# BRIEF
Look for "text" in each line of the entries, and return the matching lines.

══════════

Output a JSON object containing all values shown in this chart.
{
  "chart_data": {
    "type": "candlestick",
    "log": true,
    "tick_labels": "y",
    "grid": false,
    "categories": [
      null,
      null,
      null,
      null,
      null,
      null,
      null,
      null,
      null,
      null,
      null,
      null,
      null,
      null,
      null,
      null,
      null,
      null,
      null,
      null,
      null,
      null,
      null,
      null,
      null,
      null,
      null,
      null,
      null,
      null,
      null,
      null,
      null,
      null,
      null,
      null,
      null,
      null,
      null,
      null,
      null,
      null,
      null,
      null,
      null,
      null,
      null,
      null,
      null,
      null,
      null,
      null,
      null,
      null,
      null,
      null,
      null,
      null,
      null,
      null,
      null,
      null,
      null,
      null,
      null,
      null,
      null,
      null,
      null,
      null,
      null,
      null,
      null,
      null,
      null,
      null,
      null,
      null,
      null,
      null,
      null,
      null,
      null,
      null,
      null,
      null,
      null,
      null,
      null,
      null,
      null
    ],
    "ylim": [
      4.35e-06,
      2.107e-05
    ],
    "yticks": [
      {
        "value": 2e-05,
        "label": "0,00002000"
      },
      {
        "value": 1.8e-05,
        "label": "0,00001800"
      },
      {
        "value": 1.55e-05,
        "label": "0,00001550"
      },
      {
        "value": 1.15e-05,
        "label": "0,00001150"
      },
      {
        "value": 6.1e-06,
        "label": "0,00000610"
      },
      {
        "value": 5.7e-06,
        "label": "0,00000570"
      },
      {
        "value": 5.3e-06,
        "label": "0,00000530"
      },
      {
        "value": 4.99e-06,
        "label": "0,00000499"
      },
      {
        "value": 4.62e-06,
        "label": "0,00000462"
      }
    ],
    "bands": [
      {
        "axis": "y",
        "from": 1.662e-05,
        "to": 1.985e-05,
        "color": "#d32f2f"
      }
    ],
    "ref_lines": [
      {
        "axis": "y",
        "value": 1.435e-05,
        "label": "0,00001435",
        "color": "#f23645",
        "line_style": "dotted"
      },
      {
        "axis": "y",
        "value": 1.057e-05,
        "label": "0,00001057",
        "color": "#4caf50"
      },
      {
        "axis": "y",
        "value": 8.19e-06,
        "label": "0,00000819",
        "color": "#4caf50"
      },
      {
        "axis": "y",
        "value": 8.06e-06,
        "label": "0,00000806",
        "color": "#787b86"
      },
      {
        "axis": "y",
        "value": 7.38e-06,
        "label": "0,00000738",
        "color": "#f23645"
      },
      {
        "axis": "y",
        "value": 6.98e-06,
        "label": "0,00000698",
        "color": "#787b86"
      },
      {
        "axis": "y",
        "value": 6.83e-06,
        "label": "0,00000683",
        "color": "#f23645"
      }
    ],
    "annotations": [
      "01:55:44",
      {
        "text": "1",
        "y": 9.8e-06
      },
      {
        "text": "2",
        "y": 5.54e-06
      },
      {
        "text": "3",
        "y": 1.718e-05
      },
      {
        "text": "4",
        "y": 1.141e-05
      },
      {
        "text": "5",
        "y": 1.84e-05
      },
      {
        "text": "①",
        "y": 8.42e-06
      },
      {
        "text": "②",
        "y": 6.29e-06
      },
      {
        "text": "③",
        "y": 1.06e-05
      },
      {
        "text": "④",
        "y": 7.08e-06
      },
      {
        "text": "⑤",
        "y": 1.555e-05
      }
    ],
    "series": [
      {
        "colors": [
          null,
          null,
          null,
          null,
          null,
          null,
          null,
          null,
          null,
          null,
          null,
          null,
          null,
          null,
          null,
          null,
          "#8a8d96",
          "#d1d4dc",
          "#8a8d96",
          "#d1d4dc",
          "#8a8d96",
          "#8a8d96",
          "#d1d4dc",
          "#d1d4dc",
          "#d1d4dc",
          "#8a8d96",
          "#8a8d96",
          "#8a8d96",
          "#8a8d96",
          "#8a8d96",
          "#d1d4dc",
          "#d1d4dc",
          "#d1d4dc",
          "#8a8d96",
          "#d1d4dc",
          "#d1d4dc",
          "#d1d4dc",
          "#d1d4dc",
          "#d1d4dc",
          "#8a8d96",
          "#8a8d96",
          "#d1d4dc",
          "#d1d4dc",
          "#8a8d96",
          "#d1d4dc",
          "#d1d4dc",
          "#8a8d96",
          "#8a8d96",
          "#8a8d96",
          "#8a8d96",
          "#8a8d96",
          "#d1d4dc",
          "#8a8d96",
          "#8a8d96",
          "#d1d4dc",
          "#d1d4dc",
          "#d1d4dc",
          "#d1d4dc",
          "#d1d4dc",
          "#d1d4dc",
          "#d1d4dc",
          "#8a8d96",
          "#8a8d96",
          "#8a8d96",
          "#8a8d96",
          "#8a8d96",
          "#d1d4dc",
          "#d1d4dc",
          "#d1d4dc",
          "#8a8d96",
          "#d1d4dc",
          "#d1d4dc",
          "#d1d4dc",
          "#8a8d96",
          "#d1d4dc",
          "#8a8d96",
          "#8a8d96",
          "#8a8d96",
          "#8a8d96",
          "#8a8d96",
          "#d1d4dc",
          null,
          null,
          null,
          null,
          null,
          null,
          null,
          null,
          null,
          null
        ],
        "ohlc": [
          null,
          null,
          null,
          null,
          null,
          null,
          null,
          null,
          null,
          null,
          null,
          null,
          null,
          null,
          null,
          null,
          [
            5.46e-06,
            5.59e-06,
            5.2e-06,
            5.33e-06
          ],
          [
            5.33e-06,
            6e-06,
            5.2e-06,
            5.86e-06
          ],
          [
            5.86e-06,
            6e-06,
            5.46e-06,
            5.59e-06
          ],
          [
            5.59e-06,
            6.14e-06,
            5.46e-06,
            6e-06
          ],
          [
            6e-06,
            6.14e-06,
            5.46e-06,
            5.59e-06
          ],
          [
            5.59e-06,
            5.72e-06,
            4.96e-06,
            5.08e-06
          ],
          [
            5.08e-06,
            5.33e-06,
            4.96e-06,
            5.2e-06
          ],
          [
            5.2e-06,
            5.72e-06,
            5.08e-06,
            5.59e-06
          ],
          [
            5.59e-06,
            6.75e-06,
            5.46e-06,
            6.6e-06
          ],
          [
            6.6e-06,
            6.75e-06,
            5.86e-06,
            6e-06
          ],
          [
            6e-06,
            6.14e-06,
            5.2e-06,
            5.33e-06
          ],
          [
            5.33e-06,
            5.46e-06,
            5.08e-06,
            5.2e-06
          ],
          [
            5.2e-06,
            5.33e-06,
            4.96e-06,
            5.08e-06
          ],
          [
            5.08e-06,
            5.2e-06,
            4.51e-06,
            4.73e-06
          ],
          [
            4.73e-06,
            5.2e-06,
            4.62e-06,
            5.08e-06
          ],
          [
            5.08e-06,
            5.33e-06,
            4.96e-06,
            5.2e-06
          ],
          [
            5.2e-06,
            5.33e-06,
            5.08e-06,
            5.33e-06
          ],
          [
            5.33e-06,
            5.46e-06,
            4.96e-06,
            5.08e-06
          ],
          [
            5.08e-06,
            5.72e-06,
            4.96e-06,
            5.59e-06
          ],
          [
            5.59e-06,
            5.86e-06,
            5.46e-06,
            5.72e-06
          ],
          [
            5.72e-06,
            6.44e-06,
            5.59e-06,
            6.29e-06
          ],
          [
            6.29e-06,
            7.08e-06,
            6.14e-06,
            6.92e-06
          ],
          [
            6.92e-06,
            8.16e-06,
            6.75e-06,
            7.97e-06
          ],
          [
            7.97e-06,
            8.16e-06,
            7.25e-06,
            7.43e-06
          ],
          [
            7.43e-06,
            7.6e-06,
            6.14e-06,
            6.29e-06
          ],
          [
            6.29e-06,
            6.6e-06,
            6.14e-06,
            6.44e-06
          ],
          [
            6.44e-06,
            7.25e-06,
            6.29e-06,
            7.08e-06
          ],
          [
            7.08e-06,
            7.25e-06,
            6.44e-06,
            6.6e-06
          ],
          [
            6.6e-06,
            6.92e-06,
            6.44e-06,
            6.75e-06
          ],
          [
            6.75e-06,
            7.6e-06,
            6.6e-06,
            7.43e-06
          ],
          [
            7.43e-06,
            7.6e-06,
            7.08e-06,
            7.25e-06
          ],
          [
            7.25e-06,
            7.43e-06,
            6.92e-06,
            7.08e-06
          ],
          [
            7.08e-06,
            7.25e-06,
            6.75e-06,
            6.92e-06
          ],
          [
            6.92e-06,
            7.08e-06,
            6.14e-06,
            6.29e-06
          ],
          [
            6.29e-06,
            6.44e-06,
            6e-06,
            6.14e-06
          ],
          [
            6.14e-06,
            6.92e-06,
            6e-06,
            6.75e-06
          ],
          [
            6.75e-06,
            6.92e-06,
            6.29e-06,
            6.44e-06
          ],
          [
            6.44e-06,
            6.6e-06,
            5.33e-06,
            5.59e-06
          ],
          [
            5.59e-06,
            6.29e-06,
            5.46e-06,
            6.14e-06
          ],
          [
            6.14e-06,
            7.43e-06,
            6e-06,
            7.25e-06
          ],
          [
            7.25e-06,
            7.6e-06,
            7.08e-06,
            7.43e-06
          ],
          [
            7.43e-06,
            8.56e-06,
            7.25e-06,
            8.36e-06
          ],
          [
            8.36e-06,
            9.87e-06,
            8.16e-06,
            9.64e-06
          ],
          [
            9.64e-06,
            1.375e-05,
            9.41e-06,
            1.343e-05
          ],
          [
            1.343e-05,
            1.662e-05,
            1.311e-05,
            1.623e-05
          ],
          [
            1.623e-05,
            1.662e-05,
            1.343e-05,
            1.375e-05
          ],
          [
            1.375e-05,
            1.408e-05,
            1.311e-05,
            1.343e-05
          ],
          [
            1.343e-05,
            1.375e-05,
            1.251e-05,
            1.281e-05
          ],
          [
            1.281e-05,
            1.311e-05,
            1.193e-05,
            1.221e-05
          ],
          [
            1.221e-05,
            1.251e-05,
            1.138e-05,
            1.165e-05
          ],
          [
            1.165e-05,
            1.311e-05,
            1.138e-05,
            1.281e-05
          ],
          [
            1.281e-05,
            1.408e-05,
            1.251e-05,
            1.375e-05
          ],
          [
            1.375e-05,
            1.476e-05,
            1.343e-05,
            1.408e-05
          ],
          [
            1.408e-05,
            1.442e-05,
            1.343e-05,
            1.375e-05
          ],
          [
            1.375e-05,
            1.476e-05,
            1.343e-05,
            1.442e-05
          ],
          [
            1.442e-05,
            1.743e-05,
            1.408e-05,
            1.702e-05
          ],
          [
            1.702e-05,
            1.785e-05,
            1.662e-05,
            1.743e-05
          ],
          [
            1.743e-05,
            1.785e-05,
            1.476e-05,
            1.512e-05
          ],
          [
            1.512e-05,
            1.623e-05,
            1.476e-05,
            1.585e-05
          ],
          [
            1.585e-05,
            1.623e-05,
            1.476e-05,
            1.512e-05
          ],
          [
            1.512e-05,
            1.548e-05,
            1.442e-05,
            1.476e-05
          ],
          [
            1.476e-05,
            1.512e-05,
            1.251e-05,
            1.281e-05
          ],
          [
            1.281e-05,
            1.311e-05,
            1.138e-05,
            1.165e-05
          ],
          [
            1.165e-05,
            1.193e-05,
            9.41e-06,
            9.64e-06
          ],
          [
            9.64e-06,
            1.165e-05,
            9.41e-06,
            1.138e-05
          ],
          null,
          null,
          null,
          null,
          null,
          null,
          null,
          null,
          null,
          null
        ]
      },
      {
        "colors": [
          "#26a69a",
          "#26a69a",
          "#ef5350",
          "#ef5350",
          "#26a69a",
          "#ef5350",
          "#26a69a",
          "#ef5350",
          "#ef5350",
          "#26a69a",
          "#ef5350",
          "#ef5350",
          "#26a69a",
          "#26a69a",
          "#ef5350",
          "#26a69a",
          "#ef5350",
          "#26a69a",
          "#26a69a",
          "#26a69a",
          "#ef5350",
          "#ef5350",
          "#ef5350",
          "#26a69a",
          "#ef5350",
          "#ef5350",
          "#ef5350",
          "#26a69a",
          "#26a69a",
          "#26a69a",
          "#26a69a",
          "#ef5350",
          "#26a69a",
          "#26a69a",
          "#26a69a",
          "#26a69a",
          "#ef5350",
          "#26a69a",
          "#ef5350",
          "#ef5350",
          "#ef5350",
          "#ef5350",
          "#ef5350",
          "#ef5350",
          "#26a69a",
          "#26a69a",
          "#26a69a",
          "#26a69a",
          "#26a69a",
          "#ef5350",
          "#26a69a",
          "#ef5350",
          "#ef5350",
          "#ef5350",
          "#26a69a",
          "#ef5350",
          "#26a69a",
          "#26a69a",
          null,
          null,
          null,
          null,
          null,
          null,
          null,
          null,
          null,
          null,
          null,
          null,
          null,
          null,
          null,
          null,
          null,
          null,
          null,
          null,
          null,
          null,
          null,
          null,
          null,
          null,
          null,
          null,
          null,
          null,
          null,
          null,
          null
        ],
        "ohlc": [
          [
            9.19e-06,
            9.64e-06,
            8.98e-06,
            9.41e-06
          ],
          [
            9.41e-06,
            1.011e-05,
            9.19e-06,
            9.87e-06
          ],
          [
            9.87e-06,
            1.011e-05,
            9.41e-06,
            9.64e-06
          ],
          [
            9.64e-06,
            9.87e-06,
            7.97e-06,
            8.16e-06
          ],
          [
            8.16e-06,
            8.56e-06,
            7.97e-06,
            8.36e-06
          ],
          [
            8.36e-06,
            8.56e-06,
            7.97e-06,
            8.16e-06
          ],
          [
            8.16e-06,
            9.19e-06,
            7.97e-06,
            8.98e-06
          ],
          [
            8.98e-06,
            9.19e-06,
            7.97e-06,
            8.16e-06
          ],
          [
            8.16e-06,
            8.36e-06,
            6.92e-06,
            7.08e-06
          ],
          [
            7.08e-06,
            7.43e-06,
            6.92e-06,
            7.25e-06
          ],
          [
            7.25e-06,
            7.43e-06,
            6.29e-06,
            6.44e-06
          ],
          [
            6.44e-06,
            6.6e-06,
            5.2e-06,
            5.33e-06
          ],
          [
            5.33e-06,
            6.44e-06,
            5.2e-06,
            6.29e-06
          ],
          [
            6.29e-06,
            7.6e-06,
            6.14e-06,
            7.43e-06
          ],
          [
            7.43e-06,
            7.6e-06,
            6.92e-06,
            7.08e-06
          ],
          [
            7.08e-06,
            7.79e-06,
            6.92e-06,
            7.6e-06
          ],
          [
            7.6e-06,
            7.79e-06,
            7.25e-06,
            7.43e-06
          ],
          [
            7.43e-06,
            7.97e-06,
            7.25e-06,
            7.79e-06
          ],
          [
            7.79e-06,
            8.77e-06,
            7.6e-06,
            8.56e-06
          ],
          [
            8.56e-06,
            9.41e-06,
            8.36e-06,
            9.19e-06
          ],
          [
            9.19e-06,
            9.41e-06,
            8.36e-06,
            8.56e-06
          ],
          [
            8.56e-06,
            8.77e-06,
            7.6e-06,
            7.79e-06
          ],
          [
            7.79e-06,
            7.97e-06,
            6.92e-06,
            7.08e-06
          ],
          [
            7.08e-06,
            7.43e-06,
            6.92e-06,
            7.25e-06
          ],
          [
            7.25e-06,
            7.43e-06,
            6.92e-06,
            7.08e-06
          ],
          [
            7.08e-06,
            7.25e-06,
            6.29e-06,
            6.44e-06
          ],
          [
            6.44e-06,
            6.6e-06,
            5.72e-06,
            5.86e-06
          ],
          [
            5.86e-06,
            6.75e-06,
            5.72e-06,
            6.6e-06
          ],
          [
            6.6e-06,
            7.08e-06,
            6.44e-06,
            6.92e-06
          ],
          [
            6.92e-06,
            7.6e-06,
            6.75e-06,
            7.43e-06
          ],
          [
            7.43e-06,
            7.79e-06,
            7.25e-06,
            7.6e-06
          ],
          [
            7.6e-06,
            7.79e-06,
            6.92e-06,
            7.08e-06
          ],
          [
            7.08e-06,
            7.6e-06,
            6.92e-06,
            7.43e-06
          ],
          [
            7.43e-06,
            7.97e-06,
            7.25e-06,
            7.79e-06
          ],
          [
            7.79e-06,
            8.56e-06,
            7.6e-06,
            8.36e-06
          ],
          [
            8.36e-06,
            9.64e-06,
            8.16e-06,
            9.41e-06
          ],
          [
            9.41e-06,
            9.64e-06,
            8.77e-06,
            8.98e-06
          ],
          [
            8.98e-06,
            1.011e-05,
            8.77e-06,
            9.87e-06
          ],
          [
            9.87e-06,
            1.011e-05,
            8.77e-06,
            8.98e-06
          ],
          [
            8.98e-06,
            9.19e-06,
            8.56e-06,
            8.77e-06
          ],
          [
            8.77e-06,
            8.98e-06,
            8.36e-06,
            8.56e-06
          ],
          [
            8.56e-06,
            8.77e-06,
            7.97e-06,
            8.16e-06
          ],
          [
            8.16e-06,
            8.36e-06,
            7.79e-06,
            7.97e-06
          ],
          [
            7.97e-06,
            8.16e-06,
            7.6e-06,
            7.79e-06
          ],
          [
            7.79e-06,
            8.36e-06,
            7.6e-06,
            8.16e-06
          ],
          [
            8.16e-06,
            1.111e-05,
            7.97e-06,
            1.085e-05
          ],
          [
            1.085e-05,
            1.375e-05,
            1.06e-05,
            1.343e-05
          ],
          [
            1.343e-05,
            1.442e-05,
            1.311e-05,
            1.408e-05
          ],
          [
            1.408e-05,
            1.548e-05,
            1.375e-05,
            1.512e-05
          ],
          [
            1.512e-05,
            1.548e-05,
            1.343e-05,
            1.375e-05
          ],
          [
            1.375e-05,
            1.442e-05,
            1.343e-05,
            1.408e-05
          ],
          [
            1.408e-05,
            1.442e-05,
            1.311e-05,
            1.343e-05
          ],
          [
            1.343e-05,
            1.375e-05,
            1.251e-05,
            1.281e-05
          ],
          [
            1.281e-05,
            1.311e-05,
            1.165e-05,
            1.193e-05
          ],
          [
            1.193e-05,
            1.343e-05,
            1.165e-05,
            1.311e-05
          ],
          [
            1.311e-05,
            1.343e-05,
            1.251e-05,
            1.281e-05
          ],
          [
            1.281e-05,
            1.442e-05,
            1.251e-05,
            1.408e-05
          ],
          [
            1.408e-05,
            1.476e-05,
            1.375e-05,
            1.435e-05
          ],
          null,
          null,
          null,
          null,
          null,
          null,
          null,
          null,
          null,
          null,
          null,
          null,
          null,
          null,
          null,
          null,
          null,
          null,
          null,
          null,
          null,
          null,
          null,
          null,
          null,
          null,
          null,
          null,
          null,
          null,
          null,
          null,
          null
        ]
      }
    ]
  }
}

══════════

# ANSWER TO THE TASK
        "text": "1",
        "text": "2",
        "text": "3",
        "text": "4",
        "text": "5",
        "text": "①",
        "text": "②",
        "text": "③",
        "text": "④",
        "text": "⑤",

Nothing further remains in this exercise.